Required work :: Exclude the pictures and reproduce the remaining data exactly as written.

[Records from a collection of figures]
>>>

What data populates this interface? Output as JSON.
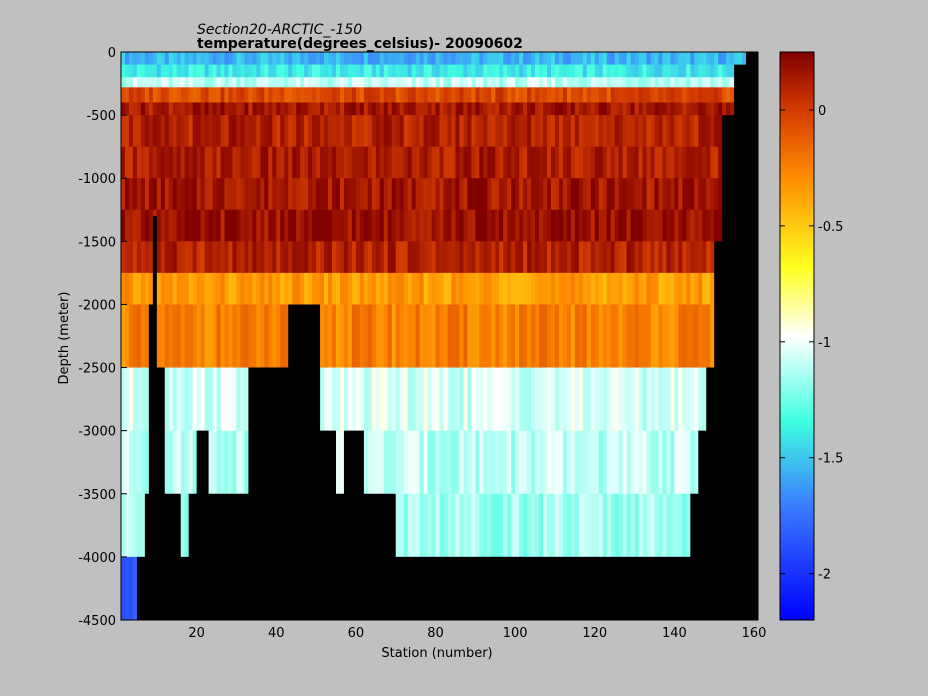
{
  "chart_data": {
    "type": "heatmap",
    "title": "Section20-ARCTIC_-150",
    "subtitle": "temperature(degrees_celsius)- 20090602",
    "xlabel": "Station (number)",
    "ylabel": "Depth (meter)",
    "xlim": [
      1,
      161
    ],
    "ylim": [
      -4500,
      0
    ],
    "x_ticks": [
      20,
      40,
      60,
      80,
      100,
      120,
      140,
      160
    ],
    "y_ticks": [
      0,
      -500,
      -1000,
      -1500,
      -2000,
      -2500,
      -3000,
      -3500,
      -4000,
      -4500
    ],
    "colorbar": {
      "range": [
        -2.2,
        0.25
      ],
      "ticks": [
        0,
        -0.5,
        -1,
        -1.5,
        -2
      ],
      "colormap": "jet"
    },
    "mask_color": "#000000",
    "depth_layers": [
      {
        "top": 0,
        "bottom": -100,
        "value": -1.55
      },
      {
        "top": -100,
        "bottom": -200,
        "value": -1.4
      },
      {
        "top": -200,
        "bottom": -280,
        "value": -1.1
      },
      {
        "top": -280,
        "bottom": -400,
        "value": -0.05
      },
      {
        "top": -400,
        "bottom": -500,
        "value": 0.15
      },
      {
        "top": -500,
        "bottom": -750,
        "value": 0.1
      },
      {
        "top": -750,
        "bottom": -1000,
        "value": 0.12
      },
      {
        "top": -1000,
        "bottom": -1250,
        "value": 0.15
      },
      {
        "top": -1250,
        "bottom": -1500,
        "value": 0.18
      },
      {
        "top": -1500,
        "bottom": -1750,
        "value": 0.1
      },
      {
        "top": -1750,
        "bottom": -2000,
        "value": -0.35
      },
      {
        "top": -2000,
        "bottom": -2500,
        "value": -0.25
      },
      {
        "top": -2500,
        "bottom": -3000,
        "value": -1.05
      },
      {
        "top": -3000,
        "bottom": -3500,
        "value": -1.1
      },
      {
        "top": -3500,
        "bottom": -4000,
        "value": -1.15
      },
      {
        "top": -4000,
        "bottom": -4500,
        "value": -1.8
      }
    ],
    "bottom_depth_by_station": [
      {
        "x": 1,
        "depth": -4500
      },
      {
        "x": 4,
        "depth": -4500
      },
      {
        "x": 5,
        "depth": -4000
      },
      {
        "x": 7,
        "depth": -3500
      },
      {
        "x": 8,
        "depth": -2000
      },
      {
        "x": 9,
        "depth": -1300
      },
      {
        "x": 10,
        "depth": -2500
      },
      {
        "x": 12,
        "depth": -3500
      },
      {
        "x": 16,
        "depth": -4000
      },
      {
        "x": 18,
        "depth": -3500
      },
      {
        "x": 20,
        "depth": -3000
      },
      {
        "x": 23,
        "depth": -3500
      },
      {
        "x": 30,
        "depth": -3500
      },
      {
        "x": 33,
        "depth": -2500
      },
      {
        "x": 43,
        "depth": -2000
      },
      {
        "x": 47,
        "depth": -2000
      },
      {
        "x": 51,
        "depth": -3000
      },
      {
        "x": 55,
        "depth": -3500
      },
      {
        "x": 57,
        "depth": -3000
      },
      {
        "x": 62,
        "depth": -3500
      },
      {
        "x": 70,
        "depth": -4000
      },
      {
        "x": 144,
        "depth": -3500
      },
      {
        "x": 146,
        "depth": -3000
      },
      {
        "x": 148,
        "depth": -2500
      },
      {
        "x": 150,
        "depth": -1500
      },
      {
        "x": 152,
        "depth": -500
      },
      {
        "x": 155,
        "depth": -100
      },
      {
        "x": 158,
        "depth": 0
      },
      {
        "x": 161,
        "depth": 0
      }
    ]
  }
}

<<<

Exercise result ::
What data populates this interface? Output as JSON.
{
  "chart_data": {
    "type": "heatmap",
    "title": "Section20-ARCTIC_-150",
    "subtitle": "temperature(degrees_celsius)- 20090602",
    "xlabel": "Station (number)",
    "ylabel": "Depth (meter)",
    "xlim": [
      1,
      161
    ],
    "ylim": [
      -4500,
      0
    ],
    "x_ticks": [
      20,
      40,
      60,
      80,
      100,
      120,
      140,
      160
    ],
    "y_ticks": [
      0,
      -500,
      -1000,
      -1500,
      -2000,
      -2500,
      -3000,
      -3500,
      -4000,
      -4500
    ],
    "colorbar": {
      "range": [
        -2.2,
        0.25
      ],
      "ticks": [
        0,
        -0.5,
        -1,
        -1.5,
        -2
      ],
      "colormap": "jet"
    },
    "mask_color": "#000000",
    "depth_layers": [
      {
        "top": 0,
        "bottom": -100,
        "value": -1.55
      },
      {
        "top": -100,
        "bottom": -200,
        "value": -1.4
      },
      {
        "top": -200,
        "bottom": -280,
        "value": -1.1
      },
      {
        "top": -280,
        "bottom": -400,
        "value": -0.05
      },
      {
        "top": -400,
        "bottom": -500,
        "value": 0.15
      },
      {
        "top": -500,
        "bottom": -750,
        "value": 0.1
      },
      {
        "top": -750,
        "bottom": -1000,
        "value": 0.12
      },
      {
        "top": -1000,
        "bottom": -1250,
        "value": 0.15
      },
      {
        "top": -1250,
        "bottom": -1500,
        "value": 0.18
      },
      {
        "top": -1500,
        "bottom": -1750,
        "value": 0.1
      },
      {
        "top": -1750,
        "bottom": -2000,
        "value": -0.35
      },
      {
        "top": -2000,
        "bottom": -2500,
        "value": -0.25
      },
      {
        "top": -2500,
        "bottom": -3000,
        "value": -1.05
      },
      {
        "top": -3000,
        "bottom": -3500,
        "value": -1.1
      },
      {
        "top": -3500,
        "bottom": -4000,
        "value": -1.15
      },
      {
        "top": -4000,
        "bottom": -4500,
        "value": -1.8
      }
    ],
    "bottom_depth_by_station": [
      {
        "x": 1,
        "depth": -4500
      },
      {
        "x": 4,
        "depth": -4500
      },
      {
        "x": 5,
        "depth": -4000
      },
      {
        "x": 7,
        "depth": -3500
      },
      {
        "x": 8,
        "depth": -2000
      },
      {
        "x": 9,
        "depth": -1300
      },
      {
        "x": 10,
        "depth": -2500
      },
      {
        "x": 12,
        "depth": -3500
      },
      {
        "x": 16,
        "depth": -4000
      },
      {
        "x": 18,
        "depth": -3500
      },
      {
        "x": 20,
        "depth": -3000
      },
      {
        "x": 23,
        "depth": -3500
      },
      {
        "x": 30,
        "depth": -3500
      },
      {
        "x": 33,
        "depth": -2500
      },
      {
        "x": 43,
        "depth": -2000
      },
      {
        "x": 47,
        "depth": -2000
      },
      {
        "x": 51,
        "depth": -3000
      },
      {
        "x": 55,
        "depth": -3500
      },
      {
        "x": 57,
        "depth": -3000
      },
      {
        "x": 62,
        "depth": -3500
      },
      {
        "x": 70,
        "depth": -4000
      },
      {
        "x": 144,
        "depth": -3500
      },
      {
        "x": 146,
        "depth": -3000
      },
      {
        "x": 148,
        "depth": -2500
      },
      {
        "x": 150,
        "depth": -1500
      },
      {
        "x": 152,
        "depth": -500
      },
      {
        "x": 155,
        "depth": -100
      },
      {
        "x": 158,
        "depth": 0
      },
      {
        "x": 161,
        "depth": 0
      }
    ]
  }
}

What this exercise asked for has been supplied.